» Information given
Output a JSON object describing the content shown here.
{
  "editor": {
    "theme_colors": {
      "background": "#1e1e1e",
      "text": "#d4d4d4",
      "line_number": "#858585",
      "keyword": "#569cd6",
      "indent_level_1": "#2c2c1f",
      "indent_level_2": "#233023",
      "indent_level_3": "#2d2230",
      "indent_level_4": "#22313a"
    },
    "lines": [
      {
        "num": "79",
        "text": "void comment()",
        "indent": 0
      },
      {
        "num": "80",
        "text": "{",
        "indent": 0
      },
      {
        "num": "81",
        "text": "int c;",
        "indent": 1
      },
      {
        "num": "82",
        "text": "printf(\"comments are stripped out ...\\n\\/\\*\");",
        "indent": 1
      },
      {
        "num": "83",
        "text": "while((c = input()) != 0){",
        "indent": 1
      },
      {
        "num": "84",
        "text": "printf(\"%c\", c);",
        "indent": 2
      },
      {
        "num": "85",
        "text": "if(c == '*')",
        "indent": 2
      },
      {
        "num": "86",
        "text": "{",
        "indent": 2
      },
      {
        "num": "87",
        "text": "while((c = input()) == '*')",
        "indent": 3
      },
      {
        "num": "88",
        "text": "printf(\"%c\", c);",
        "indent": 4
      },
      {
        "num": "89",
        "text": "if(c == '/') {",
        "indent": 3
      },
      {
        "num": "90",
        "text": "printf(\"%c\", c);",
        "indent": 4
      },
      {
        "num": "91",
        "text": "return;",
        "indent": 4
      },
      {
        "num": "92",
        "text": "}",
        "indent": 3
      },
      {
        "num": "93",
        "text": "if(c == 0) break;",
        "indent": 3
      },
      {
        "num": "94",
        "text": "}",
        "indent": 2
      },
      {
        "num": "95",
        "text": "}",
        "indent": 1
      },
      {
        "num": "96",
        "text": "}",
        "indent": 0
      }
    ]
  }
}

» Problem statement
From the data above, copy each line that holds "input".

» Output for this exercise
        "text": "while((c = input()) != 0){",
        "text": "while((c = input()) == '*')",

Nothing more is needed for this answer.